**Description of the task**
Write out the whole listing again, exactly.

**Lines of data**
■ ■ ■
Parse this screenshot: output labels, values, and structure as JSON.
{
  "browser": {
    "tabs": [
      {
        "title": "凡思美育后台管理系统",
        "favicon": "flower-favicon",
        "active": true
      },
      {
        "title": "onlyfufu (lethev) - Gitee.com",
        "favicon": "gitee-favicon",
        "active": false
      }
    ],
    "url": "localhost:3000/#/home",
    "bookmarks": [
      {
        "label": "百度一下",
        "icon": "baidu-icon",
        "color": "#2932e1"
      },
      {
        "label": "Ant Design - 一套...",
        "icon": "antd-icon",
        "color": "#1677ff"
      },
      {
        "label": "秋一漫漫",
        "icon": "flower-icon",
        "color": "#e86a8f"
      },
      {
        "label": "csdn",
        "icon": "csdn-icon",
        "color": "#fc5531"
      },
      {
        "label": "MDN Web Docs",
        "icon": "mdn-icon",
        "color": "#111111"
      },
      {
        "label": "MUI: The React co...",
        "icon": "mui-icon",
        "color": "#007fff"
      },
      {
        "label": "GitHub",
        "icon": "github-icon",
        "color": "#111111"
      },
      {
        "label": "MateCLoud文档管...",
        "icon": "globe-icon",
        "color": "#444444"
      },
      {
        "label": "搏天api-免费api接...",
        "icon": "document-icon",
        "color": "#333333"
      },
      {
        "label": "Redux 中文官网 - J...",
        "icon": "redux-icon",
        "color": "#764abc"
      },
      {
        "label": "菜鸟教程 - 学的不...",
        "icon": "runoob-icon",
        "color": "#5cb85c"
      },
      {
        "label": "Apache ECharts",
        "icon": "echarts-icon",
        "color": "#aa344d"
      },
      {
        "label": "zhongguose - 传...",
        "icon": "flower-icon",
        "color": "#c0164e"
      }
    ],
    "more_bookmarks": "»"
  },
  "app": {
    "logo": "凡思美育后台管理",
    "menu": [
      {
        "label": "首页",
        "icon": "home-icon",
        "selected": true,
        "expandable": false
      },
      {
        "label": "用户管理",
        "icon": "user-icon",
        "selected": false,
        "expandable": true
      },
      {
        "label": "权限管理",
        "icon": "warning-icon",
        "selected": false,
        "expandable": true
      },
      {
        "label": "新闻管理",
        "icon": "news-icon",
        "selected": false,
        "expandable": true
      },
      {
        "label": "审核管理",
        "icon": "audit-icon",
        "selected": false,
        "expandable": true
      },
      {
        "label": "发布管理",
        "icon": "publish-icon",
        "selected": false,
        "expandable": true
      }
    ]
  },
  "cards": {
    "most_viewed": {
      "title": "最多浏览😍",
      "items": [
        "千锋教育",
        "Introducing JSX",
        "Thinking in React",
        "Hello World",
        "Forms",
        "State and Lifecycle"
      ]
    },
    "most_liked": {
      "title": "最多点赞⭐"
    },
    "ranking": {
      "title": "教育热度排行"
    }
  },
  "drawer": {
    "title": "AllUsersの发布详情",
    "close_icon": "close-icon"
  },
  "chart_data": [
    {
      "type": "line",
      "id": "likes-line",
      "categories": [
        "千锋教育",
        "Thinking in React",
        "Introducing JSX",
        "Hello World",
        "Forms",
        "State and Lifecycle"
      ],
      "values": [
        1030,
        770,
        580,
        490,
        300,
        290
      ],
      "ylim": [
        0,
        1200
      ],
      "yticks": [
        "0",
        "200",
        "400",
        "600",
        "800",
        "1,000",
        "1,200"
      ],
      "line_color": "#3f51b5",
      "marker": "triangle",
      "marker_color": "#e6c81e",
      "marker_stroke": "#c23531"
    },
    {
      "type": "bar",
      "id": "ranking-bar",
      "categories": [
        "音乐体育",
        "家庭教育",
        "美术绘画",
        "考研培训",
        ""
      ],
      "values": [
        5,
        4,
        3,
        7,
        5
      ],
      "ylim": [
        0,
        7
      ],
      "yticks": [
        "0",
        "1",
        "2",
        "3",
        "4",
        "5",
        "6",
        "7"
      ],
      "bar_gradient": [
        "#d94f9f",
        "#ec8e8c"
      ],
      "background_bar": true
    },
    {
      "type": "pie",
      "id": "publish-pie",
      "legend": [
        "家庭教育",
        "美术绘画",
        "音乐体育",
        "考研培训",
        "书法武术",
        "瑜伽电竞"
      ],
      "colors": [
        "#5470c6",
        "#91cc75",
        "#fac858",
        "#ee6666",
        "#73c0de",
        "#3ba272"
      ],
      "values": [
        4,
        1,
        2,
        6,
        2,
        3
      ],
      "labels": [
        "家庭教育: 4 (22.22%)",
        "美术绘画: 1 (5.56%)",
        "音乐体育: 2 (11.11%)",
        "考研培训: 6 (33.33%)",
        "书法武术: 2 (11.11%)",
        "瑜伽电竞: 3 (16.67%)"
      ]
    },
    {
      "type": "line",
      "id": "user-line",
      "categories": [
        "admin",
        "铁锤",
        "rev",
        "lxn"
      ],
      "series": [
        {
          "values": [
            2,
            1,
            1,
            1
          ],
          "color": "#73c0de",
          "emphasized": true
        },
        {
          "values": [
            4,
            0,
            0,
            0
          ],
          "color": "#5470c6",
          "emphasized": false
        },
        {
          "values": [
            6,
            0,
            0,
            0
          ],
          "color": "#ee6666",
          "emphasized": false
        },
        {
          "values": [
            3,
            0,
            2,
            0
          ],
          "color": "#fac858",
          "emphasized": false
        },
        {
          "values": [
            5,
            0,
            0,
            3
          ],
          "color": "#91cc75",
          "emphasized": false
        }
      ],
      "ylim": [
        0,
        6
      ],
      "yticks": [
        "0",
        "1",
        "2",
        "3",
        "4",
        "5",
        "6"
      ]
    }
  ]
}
■ ■ ■
**Written answer**
Parse this screenshot: output labels, values, and structure as JSON.
{
  "browser": {
    "tabs": [
      {
        "title": "凡思美育后台管理系统",
        "favicon": "flower-favicon",
        "active": true
      },
      {
        "title": "onlyfufu (lethev) - Gitee.com",
        "favicon": "gitee-favicon",
        "active": false
      }
    ],
    "url": "localhost:3000/#/home",
    "bookmarks": [
      {
        "label": "百度一下",
        "icon": "baidu-icon",
        "color": "#2932e1"
      },
      {
        "label": "Ant Design - 一套...",
        "icon": "antd-icon",
        "color": "#1677ff"
      },
      {
        "label": "秋一漫漫",
        "icon": "flower-icon",
        "color": "#e86a8f"
      },
      {
        "label": "csdn",
        "icon": "csdn-icon",
        "color": "#fc5531"
      },
      {
        "label": "MDN Web Docs",
        "icon": "mdn-icon",
        "color": "#111111"
      },
      {
        "label": "MUI: The React co...",
        "icon": "mui-icon",
        "color": "#007fff"
      },
      {
        "label": "GitHub",
        "icon": "github-icon",
        "color": "#111111"
      },
      {
        "label": "MateCLoud文档管...",
        "icon": "globe-icon",
        "color": "#444444"
      },
      {
        "label": "搏天api-免费api接...",
        "icon": "document-icon",
        "color": "#333333"
      },
      {
        "label": "Redux 中文官网 - J...",
        "icon": "redux-icon",
        "color": "#764abc"
      },
      {
        "label": "菜鸟教程 - 学的不...",
        "icon": "runoob-icon",
        "color": "#5cb85c"
      },
      {
        "label": "Apache ECharts",
        "icon": "echarts-icon",
        "color": "#aa344d"
      },
      {
        "label": "zhongguose - 传...",
        "icon": "flower-icon",
        "color": "#c0164e"
      }
    ],
    "more_bookmarks": "»"
  },
  "app": {
    "logo": "凡思美育后台管理",
    "menu": [
      {
        "label": "首页",
        "icon": "home-icon",
        "selected": true,
        "expandable": false
      },
      {
        "label": "用户管理",
        "icon": "user-icon",
        "selected": false,
        "expandable": true
      },
      {
        "label": "权限管理",
        "icon": "warning-icon",
        "selected": false,
        "expandable": true
      },
      {
        "label": "新闻管理",
        "icon": "news-icon",
        "selected": false,
        "expandable": true
      },
      {
        "label": "审核管理",
        "icon": "audit-icon",
        "selected": false,
        "expandable": true
      },
      {
        "label": "发布管理",
        "icon": "publish-icon",
        "selected": false,
        "expandable": true
      }
    ]
  },
  "cards": {
    "most_viewed": {
      "title": "最多浏览😍",
      "items": [
        "千锋教育",
        "Introducing JSX",
        "Thinking in React",
        "Hello World",
        "Forms",
        "State and Lifecycle"
      ]
    },
    "most_liked": {
      "title": "最多点赞⭐"
    },
    "ranking": {
      "title": "教育热度排行"
    }
  },
  "drawer": {
    "title": "AllUsersの发布详情",
    "close_icon": "close-icon"
  },
  "chart_data": [
    {
      "type": "line",
      "id": "likes-line",
      "categories": [
        "千锋教育",
        "Thinking in React",
        "Introducing JSX",
        "Hello World",
        "Forms",
        "State and Lifecycle"
      ],
      "values": [
        1030,
        770,
        580,
        490,
        300,
        290
      ],
      "ylim": [
        0,
        1200
      ],
      "yticks": [
        "0",
        "200",
        "400",
        "600",
        "800",
        "1,000",
        "1,200"
      ],
      "line_color": "#3f51b5",
      "marker": "triangle",
      "marker_color": "#e6c81e",
      "marker_stroke": "#c23531"
    },
    {
      "type": "bar",
      "id": "ranking-bar",
      "categories": [
        "音乐体育",
        "家庭教育",
        "美术绘画",
        "考研培训",
        ""
      ],
      "values": [
        5,
        4,
        3,
        7,
        5
      ],
      "ylim": [
        0,
        7
      ],
      "yticks": [
        "0",
        "1",
        "2",
        "3",
        "4",
        "5",
        "6",
        "7"
      ],
      "bar_gradient": [
        "#d94f9f",
        "#ec8e8c"
      ],
      "background_bar": true
    },
    {
      "type": "pie",
      "id": "publish-pie",
      "legend": [
        "家庭教育",
        "美术绘画",
        "音乐体育",
        "考研培训",
        "书法武术",
        "瑜伽电竞"
      ],
      "colors": [
        "#5470c6",
        "#91cc75",
        "#fac858",
        "#ee6666",
        "#73c0de",
        "#3ba272"
      ],
      "values": [
        4,
        1,
        2,
        6,
        2,
        3
      ],
      "labels": [
        "家庭教育: 4 (22.22%)",
        "美术绘画: 1 (5.56%)",
        "音乐体育: 2 (11.11%)",
        "考研培训: 6 (33.33%)",
        "书法武术: 2 (11.11%)",
        "瑜伽电竞: 3 (16.67%)"
      ]
    },
    {
      "type": "line",
      "id": "user-line",
      "categories": [
        "admin",
        "铁锤",
        "rev",
        "lxn"
      ],
      "series": [
        {
          "values": [
            2,
            1,
            1,
            1
          ],
          "color": "#73c0de",
          "emphasized": true
        },
        {
          "values": [
            4,
            0,
            0,
            0
          ],
          "color": "#5470c6",
          "emphasized": false
        },
        {
          "values": [
            6,
            0,
            0,
            0
          ],
          "color": "#ee6666",
          "emphasized": false
        },
        {
          "values": [
            3,
            0,
            2,
            0
          ],
          "color": "#fac858",
          "emphasized": false
        },
        {
          "values": [
            5,
            0,
            0,
            3
          ],
          "color": "#91cc75",
          "emphasized": false
        }
      ],
      "ylim": [
        0,
        6
      ],
      "yticks": [
        "0",
        "1",
        "2",
        "3",
        "4",
        "5",
        "6"
      ]
    }
  ]
}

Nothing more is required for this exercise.